**EXCERPT TO READ**
-=-=-

By M H Ahsan & M Raja
With the Chinese and Japanese making plans to establish moon bases, can India be far behind? "Global players have declared that by 2020, they will have their bases on the moon," Madhavan Nair, chief of the Indian Space Research Organization (ISRO), declared on August 18. "I don't think India can afford to be lagging behind in that." Nair said ISRO is defining technologies needed for India's first manned space mission in an Indian space vehicle scheduled for 2015 (Squadron Leader Rakesh Sharma spent eight days aboard a Soviet Soyuz T-11 in 1984).
Fifty-nine of 122 lunar probes launched worldwide were successful. More are heading moonward in a renewed interest in Earth's neighbor 385,000 kilometers away. Leading Asia's moon ambitions is the Japanese Aerospace Exploration Agency (JAXA), which rescheduled its lunar orbiter, Kaguya, to September 13 instead of this month. On August 17, China insisted its lunar Chang'e I program is purely scientific and not competing with any other country (read Japan).

-=-=-

**ENTRIES SUPPLIED**
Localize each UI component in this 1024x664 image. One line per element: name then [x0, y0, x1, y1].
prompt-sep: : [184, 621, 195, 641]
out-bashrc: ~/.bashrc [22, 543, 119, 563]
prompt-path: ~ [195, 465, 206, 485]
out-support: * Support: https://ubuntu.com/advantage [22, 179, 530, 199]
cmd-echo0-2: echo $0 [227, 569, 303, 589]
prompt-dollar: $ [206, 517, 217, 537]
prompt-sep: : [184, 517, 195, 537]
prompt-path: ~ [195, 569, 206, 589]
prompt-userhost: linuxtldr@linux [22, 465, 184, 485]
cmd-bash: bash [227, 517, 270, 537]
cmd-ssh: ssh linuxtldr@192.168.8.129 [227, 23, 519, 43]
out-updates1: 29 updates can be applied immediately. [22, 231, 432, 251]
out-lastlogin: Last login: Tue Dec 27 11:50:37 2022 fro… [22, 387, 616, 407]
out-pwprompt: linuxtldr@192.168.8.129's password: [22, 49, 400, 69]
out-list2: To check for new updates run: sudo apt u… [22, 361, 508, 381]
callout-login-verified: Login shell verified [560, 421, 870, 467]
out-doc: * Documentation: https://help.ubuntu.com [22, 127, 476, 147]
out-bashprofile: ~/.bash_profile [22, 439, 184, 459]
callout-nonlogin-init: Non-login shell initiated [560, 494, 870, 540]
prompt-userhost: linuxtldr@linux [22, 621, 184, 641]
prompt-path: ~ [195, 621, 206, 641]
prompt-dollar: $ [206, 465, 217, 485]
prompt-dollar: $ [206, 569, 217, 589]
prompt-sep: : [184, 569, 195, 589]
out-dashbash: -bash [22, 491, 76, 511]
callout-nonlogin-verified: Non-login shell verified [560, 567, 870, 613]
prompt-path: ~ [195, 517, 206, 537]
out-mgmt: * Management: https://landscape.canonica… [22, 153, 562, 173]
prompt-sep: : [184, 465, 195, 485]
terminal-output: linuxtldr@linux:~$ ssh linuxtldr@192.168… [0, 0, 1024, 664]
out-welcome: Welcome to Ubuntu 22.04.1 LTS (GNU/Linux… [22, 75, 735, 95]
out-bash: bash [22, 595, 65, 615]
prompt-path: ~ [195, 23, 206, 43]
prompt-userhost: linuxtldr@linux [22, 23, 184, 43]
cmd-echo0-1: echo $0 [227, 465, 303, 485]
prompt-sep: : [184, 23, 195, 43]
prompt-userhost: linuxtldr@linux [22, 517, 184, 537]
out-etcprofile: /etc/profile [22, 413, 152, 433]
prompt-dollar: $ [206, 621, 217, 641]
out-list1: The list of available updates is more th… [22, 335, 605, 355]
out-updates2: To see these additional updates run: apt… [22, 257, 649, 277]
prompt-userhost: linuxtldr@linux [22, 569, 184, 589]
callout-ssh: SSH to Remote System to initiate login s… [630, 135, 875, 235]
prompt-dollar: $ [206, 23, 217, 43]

-=-=-

**WHAT IS EXPECTED**
Answer from the article on Asia's moon plans:
(a) For what year is India's first manned mission in an Indian space vehicle scheduled?
(b) How many of the 122 lunar probes launched worldwide were successful?
(c) To what date did JAXA reschedule its lunar orbiter Kaguya?

**COMPLETED TASK**
(a) 2015
(b) Fifty-nine
(c) September 13